Goal: Work through the data line by line, gathering every line that has the word "Filters".

Listing:
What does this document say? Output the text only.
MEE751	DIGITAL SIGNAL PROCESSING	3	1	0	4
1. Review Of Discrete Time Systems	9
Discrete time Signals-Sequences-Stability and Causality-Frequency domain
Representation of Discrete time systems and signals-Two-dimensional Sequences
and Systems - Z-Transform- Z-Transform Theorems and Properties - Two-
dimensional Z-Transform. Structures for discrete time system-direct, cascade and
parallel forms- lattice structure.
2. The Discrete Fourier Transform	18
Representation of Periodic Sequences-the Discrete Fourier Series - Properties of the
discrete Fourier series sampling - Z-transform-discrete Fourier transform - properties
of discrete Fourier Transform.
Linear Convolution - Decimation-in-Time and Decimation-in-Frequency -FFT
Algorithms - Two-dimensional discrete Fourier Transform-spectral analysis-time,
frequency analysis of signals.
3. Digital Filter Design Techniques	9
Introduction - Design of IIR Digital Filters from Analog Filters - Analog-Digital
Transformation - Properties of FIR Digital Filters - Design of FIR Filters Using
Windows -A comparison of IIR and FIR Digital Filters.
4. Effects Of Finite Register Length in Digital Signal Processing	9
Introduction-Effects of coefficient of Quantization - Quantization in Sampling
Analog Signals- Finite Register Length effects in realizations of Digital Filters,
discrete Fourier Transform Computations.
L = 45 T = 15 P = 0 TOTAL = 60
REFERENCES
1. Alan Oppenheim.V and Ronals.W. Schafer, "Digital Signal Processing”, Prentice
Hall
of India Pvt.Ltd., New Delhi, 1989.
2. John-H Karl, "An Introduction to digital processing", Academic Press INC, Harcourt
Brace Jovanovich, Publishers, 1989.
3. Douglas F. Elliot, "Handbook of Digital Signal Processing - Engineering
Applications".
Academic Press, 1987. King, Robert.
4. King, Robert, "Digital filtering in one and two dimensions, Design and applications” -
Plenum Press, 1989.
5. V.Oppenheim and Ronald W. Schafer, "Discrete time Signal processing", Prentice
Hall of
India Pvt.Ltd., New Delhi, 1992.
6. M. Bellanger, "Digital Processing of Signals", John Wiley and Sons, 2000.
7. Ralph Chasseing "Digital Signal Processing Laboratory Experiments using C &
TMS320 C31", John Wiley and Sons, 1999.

Response to this task:
Introduction - Design of IIR Digital Filters from Analog Filters - Analog-Digital
Transformation - Properties of FIR Digital Filters - Design of FIR Filters Using
Windows -A comparison of IIR and FIR Digital Filters.
Analog Signals- Finite Register Length effects in realizations of Digital Filters,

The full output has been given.